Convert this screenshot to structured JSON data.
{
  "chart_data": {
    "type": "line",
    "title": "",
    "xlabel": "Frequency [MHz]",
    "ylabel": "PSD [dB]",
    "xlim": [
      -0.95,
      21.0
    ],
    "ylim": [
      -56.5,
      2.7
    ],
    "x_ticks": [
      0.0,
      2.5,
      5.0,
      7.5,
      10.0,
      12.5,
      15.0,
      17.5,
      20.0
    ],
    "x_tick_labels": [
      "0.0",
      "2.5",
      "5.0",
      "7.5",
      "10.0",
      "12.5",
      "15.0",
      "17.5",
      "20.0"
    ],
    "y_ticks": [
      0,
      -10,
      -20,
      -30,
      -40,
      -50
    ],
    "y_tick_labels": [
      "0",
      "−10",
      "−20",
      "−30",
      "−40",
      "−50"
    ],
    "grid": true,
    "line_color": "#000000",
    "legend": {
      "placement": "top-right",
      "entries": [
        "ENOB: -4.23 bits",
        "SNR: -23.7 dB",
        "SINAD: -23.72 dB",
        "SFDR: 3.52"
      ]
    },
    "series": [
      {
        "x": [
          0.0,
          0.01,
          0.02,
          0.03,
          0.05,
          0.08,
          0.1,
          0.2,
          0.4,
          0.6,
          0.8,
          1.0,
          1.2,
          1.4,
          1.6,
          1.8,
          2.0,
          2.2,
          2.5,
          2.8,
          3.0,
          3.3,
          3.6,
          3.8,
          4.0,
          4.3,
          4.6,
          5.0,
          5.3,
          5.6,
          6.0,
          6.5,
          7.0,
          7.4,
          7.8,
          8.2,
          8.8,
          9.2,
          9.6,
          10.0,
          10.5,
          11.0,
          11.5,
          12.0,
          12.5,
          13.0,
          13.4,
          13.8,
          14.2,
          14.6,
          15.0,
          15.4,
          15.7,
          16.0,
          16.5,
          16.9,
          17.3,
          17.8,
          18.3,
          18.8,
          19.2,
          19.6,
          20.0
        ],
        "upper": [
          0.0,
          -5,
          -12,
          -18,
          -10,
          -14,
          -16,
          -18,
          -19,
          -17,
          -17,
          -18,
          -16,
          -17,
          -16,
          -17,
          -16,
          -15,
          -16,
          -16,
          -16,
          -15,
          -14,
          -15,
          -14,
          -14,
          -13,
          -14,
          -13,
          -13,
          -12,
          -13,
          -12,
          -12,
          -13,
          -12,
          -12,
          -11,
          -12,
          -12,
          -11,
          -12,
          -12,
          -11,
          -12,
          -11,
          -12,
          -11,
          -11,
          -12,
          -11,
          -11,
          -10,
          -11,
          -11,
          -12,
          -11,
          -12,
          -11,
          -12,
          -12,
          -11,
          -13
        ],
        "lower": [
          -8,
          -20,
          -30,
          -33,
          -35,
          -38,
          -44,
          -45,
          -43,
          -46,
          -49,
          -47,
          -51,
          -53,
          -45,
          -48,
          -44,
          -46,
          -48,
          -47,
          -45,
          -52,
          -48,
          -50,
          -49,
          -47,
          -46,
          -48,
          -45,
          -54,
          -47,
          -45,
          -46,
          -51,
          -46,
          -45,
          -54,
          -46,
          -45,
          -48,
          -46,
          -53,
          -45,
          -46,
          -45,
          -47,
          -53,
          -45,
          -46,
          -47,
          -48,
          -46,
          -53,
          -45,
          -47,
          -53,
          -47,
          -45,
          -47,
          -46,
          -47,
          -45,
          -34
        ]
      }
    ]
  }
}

........

> _Exercise_:
The records above are to be copied in full, exactly as written.

> _Result_:
Convert this screenshot to structured JSON data.
{
  "chart_data": {
    "type": "line",
    "title": "",
    "xlabel": "Frequency [MHz]",
    "ylabel": "PSD [dB]",
    "xlim": [
      -0.95,
      21.0
    ],
    "ylim": [
      -56.5,
      2.7
    ],
    "x_ticks": [
      0.0,
      2.5,
      5.0,
      7.5,
      10.0,
      12.5,
      15.0,
      17.5,
      20.0
    ],
    "x_tick_labels": [
      "0.0",
      "2.5",
      "5.0",
      "7.5",
      "10.0",
      "12.5",
      "15.0",
      "17.5",
      "20.0"
    ],
    "y_ticks": [
      0,
      -10,
      -20,
      -30,
      -40,
      -50
    ],
    "y_tick_labels": [
      "0",
      "−10",
      "−20",
      "−30",
      "−40",
      "−50"
    ],
    "grid": true,
    "line_color": "#000000",
    "legend": {
      "placement": "top-right",
      "entries": [
        "ENOB: -4.23 bits",
        "SNR: -23.7 dB",
        "SINAD: -23.72 dB",
        "SFDR: 3.52"
      ]
    },
    "series": [
      {
        "x": [
          0.0,
          0.01,
          0.02,
          0.03,
          0.05,
          0.08,
          0.1,
          0.2,
          0.4,
          0.6,
          0.8,
          1.0,
          1.2,
          1.4,
          1.6,
          1.8,
          2.0,
          2.2,
          2.5,
          2.8,
          3.0,
          3.3,
          3.6,
          3.8,
          4.0,
          4.3,
          4.6,
          5.0,
          5.3,
          5.6,
          6.0,
          6.5,
          7.0,
          7.4,
          7.8,
          8.2,
          8.8,
          9.2,
          9.6,
          10.0,
          10.5,
          11.0,
          11.5,
          12.0,
          12.5,
          13.0,
          13.4,
          13.8,
          14.2,
          14.6,
          15.0,
          15.4,
          15.7,
          16.0,
          16.5,
          16.9,
          17.3,
          17.8,
          18.3,
          18.8,
          19.2,
          19.6,
          20.0
        ],
        "upper": [
          0.0,
          -5,
          -12,
          -18,
          -10,
          -14,
          -16,
          -18,
          -19,
          -17,
          -17,
          -18,
          -16,
          -17,
          -16,
          -17,
          -16,
          -15,
          -16,
          -16,
          -16,
          -15,
          -14,
          -15,
          -14,
          -14,
          -13,
          -14,
          -13,
          -13,
          -12,
          -13,
          -12,
          -12,
          -13,
          -12,
          -12,
          -11,
          -12,
          -12,
          -11,
          -12,
          -12,
          -11,
          -12,
          -11,
          -12,
          -11,
          -11,
          -12,
          -11,
          -11,
          -10,
          -11,
          -11,
          -12,
          -11,
          -12,
          -11,
          -12,
          -12,
          -11,
          -13
        ],
        "lower": [
          -8,
          -20,
          -30,
          -33,
          -35,
          -38,
          -44,
          -45,
          -43,
          -46,
          -49,
          -47,
          -51,
          -53,
          -45,
          -48,
          -44,
          -46,
          -48,
          -47,
          -45,
          -52,
          -48,
          -50,
          -49,
          -47,
          -46,
          -48,
          -45,
          -54,
          -47,
          -45,
          -46,
          -51,
          -46,
          -45,
          -54,
          -46,
          -45,
          -48,
          -46,
          -53,
          -45,
          -46,
          -45,
          -47,
          -53,
          -45,
          -46,
          -47,
          -48,
          -46,
          -53,
          -45,
          -47,
          -53,
          -47,
          -45,
          -47,
          -46,
          -47,
          -45,
          -34
        ]
      }
    ]
  }
}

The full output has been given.